Extracted data entries:
┄┄┄┄┄┄┄┄┄┄
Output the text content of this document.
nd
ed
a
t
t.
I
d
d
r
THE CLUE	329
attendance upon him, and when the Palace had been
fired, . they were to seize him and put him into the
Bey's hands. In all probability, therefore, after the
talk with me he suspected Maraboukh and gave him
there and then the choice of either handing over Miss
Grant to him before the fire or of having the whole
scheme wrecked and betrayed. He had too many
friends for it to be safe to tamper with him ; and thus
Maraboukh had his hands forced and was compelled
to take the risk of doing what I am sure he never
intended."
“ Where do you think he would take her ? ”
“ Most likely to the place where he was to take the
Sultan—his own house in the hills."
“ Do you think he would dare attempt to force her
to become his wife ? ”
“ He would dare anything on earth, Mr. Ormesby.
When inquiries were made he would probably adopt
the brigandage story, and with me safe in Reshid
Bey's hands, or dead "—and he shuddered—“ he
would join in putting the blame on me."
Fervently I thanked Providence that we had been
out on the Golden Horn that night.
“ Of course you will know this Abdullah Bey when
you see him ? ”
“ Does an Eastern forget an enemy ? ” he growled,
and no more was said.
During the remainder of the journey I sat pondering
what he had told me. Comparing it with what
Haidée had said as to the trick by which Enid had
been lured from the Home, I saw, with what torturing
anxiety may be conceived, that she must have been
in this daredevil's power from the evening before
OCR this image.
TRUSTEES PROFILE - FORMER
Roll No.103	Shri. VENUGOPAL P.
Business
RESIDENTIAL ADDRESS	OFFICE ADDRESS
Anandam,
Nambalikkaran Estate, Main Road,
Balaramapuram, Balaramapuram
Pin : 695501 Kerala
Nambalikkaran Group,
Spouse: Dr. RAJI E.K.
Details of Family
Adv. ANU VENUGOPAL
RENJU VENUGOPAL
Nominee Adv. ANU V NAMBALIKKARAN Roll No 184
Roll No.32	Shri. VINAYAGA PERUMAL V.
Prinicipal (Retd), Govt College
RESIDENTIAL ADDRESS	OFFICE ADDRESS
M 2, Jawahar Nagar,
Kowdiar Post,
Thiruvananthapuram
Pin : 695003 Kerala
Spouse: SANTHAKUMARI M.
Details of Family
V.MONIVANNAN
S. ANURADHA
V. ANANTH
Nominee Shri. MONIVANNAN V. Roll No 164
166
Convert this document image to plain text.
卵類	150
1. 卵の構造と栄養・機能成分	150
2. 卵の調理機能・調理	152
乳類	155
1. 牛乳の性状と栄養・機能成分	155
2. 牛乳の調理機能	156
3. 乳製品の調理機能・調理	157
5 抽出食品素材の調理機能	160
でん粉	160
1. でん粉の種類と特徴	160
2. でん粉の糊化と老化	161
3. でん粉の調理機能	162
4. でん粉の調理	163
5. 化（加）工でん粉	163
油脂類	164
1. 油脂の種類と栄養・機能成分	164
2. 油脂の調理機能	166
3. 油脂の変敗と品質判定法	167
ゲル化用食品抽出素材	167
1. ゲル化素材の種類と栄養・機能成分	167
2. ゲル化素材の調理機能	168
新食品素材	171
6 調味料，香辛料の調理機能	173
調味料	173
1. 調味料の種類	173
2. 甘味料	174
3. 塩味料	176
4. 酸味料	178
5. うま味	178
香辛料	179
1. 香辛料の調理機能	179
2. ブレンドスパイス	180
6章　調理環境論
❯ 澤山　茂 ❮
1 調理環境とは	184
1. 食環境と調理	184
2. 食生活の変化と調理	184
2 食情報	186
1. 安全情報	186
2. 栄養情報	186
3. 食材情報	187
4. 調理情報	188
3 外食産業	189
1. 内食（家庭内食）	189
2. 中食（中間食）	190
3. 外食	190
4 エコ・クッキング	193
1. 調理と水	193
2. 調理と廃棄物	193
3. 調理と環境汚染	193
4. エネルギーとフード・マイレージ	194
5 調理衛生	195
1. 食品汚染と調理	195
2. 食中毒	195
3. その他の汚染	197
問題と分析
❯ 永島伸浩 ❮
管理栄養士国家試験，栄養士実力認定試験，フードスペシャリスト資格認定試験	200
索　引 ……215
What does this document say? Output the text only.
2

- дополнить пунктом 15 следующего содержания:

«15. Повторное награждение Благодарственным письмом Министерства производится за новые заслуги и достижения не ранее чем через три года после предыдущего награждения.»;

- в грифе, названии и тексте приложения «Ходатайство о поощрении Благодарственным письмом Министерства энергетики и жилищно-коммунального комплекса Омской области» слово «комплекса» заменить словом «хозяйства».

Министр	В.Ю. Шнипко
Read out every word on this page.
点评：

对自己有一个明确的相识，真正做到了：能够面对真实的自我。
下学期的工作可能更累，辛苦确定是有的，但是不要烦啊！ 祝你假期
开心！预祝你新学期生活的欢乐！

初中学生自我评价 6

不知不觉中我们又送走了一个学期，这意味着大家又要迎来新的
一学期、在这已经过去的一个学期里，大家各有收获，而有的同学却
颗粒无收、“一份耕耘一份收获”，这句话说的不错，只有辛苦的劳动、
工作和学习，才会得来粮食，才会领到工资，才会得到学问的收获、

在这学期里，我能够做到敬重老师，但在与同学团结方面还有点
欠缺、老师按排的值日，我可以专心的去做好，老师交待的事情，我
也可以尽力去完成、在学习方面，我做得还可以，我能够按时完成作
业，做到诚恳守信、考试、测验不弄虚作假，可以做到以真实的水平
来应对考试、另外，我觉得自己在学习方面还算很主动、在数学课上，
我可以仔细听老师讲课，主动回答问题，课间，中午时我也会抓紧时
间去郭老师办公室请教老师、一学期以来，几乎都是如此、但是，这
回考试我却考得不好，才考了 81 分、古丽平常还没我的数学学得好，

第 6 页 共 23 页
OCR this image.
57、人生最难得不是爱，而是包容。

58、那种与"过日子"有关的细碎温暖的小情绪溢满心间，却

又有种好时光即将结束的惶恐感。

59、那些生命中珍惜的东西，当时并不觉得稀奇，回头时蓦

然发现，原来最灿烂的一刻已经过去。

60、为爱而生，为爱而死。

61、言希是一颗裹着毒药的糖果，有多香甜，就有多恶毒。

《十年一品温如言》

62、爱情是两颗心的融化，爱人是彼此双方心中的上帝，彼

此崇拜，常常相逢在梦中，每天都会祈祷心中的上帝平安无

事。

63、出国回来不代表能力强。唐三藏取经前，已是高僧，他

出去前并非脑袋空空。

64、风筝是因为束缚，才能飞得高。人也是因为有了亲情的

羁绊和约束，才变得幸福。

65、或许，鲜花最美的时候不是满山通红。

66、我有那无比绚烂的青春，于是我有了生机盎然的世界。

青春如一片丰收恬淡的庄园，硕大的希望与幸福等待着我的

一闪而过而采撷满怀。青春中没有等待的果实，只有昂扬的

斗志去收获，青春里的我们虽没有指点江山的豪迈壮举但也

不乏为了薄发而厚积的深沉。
┄┄┄┄┄┄┄┄┄┄
• Do this
Exactly reproduce all of the entries above.

• Response to this task
Output the text content of this document.
nd
ed
a
t
t.
I
d
d
r
THE CLUE	329
attendance upon him, and when the Palace had been
fired, . they were to seize him and put him into the
Bey's hands. In all probability, therefore, after the
talk with me he suspected Maraboukh and gave him
there and then the choice of either handing over Miss
Grant to him before the fire or of having the whole
scheme wrecked and betrayed. He had too many
friends for it to be safe to tamper with him ; and thus
Maraboukh had his hands forced and was compelled
to take the risk of doing what I am sure he never
intended."
“ Where do you think he would take her ? ”
“ Most likely to the place where he was to take the
Sultan—his own house in the hills."
“ Do you think he would dare attempt to force her
to become his wife ? ”
“ He would dare anything on earth, Mr. Ormesby.
When inquiries were made he would probably adopt
the brigandage story, and with me safe in Reshid
Bey's hands, or dead "—and he shuddered—“ he
would join in putting the blame on me."
Fervently I thanked Providence that we had been
out on the Golden Horn that night.
“ Of course you will know this Abdullah Bey when
you see him ? ”
“ Does an Eastern forget an enemy ? ” he growled,
and no more was said.
During the remainder of the journey I sat pondering
what he had told me. Comparing it with what
Haidée had said as to the trick by which Enid had
been lured from the Home, I saw, with what torturing
anxiety may be conceived, that she must have been
in this daredevil's power from the evening before
OCR this image.
TRUSTEES PROFILE - FORMER
Roll No.103	Shri. VENUGOPAL P.
Business
RESIDENTIAL ADDRESS	OFFICE ADDRESS
Anandam,
Nambalikkaran Estate, Main Road,
Balaramapuram, Balaramapuram
Pin : 695501 Kerala
Nambalikkaran Group,
Spouse: Dr. RAJI E.K.
Details of Family
Adv. ANU VENUGOPAL
RENJU VENUGOPAL
Nominee Adv. ANU V NAMBALIKKARAN Roll No 184
Roll No.32	Shri. VINAYAGA PERUMAL V.
Prinicipal (Retd), Govt College
RESIDENTIAL ADDRESS	OFFICE ADDRESS
M 2, Jawahar Nagar,
Kowdiar Post,
Thiruvananthapuram
Pin : 695003 Kerala
Spouse: SANTHAKUMARI M.
Details of Family
V.MONIVANNAN
S. ANURADHA
V. ANANTH
Nominee Shri. MONIVANNAN V. Roll No 164
166
Convert this document image to plain text.
卵類	150
1. 卵の構造と栄養・機能成分	150
2. 卵の調理機能・調理	152
乳類	155
1. 牛乳の性状と栄養・機能成分	155
2. 牛乳の調理機能	156
3. 乳製品の調理機能・調理	157
5 抽出食品素材の調理機能	160
でん粉	160
1. でん粉の種類と特徴	160
2. でん粉の糊化と老化	161
3. でん粉の調理機能	162
4. でん粉の調理	163
5. 化（加）工でん粉	163
油脂類	164
1. 油脂の種類と栄養・機能成分	164
2. 油脂の調理機能	166
3. 油脂の変敗と品質判定法	167
ゲル化用食品抽出素材	167
1. ゲル化素材の種類と栄養・機能成分	167
2. ゲル化素材の調理機能	168
新食品素材	171
6 調味料，香辛料の調理機能	173
調味料	173
1. 調味料の種類	173
2. 甘味料	174
3. 塩味料	176
4. 酸味料	178
5. うま味	178
香辛料	179
1. 香辛料の調理機能	179
2. ブレンドスパイス	180
6章　調理環境論
❯ 澤山　茂 ❮
1 調理環境とは	184
1. 食環境と調理	184
2. 食生活の変化と調理	184
2 食情報	186
1. 安全情報	186
2. 栄養情報	186
3. 食材情報	187
4. 調理情報	188
3 外食産業	189
1. 内食（家庭内食）	189
2. 中食（中間食）	190
3. 外食	190
4 エコ・クッキング	193
1. 調理と水	193
2. 調理と廃棄物	193
3. 調理と環境汚染	193
4. エネルギーとフード・マイレージ	194
5 調理衛生	195
1. 食品汚染と調理	195
2. 食中毒	195
3. その他の汚染	197
問題と分析
❯ 永島伸浩 ❮
管理栄養士国家試験，栄養士実力認定試験，フードスペシャリスト資格認定試験	200
索　引 ……215
What does this document say? Output the text only.
2

- дополнить пунктом 15 следующего содержания:

«15. Повторное награждение Благодарственным письмом Министерства производится за новые заслуги и достижения не ранее чем через три года после предыдущего награждения.»;

- в грифе, названии и тексте приложения «Ходатайство о поощрении Благодарственным письмом Министерства энергетики и жилищно-коммунального комплекса Омской области» слово «комплекса» заменить словом «хозяйства».

Министр	В.Ю. Шнипко
Read out every word on this page.
点评：

对自己有一个明确的相识，真正做到了：能够面对真实的自我。
下学期的工作可能更累，辛苦确定是有的，但是不要烦啊！ 祝你假期
开心！预祝你新学期生活的欢乐！

初中学生自我评价 6

不知不觉中我们又送走了一个学期，这意味着大家又要迎来新的
一学期、在这已经过去的一个学期里，大家各有收获，而有的同学却
颗粒无收、“一份耕耘一份收获”，这句话说的不错，只有辛苦的劳动、
工作和学习，才会得来粮食，才会领到工资，才会得到学问的收获、

在这学期里，我能够做到敬重老师，但在与同学团结方面还有点
欠缺、老师按排的值日，我可以专心的去做好，老师交待的事情，我
也可以尽力去完成、在学习方面，我做得还可以，我能够按时完成作
业，做到诚恳守信、考试、测验不弄虚作假，可以做到以真实的水平
来应对考试、另外，我觉得自己在学习方面还算很主动、在数学课上，
我可以仔细听老师讲课，主动回答问题，课间，中午时我也会抓紧时
间去郭老师办公室请教老师、一学期以来，几乎都是如此、但是，这
回考试我却考得不好，才考了 81 分、古丽平常还没我的数学学得好，

第 6 页 共 23 页
OCR this image.
57、人生最难得不是爱，而是包容。

58、那种与"过日子"有关的细碎温暖的小情绪溢满心间，却

又有种好时光即将结束的惶恐感。

59、那些生命中珍惜的东西，当时并不觉得稀奇，回头时蓦

然发现，原来最灿烂的一刻已经过去。

60、为爱而生，为爱而死。

61、言希是一颗裹着毒药的糖果，有多香甜，就有多恶毒。

《十年一品温如言》

62、爱情是两颗心的融化，爱人是彼此双方心中的上帝，彼

此崇拜，常常相逢在梦中，每天都会祈祷心中的上帝平安无

事。

63、出国回来不代表能力强。唐三藏取经前，已是高僧，他

出去前并非脑袋空空。

64、风筝是因为束缚，才能飞得高。人也是因为有了亲情的

羁绊和约束，才变得幸福。

65、或许，鲜花最美的时候不是满山通红。

66、我有那无比绚烂的青春，于是我有了生机盎然的世界。

青春如一片丰收恬淡的庄园，硕大的希望与幸福等待着我的

一闪而过而采撷满怀。青春中没有等待的果实，只有昂扬的

斗志去收获，青春里的我们虽没有指点江山的豪迈壮举但也

不乏为了薄发而厚积的深沉。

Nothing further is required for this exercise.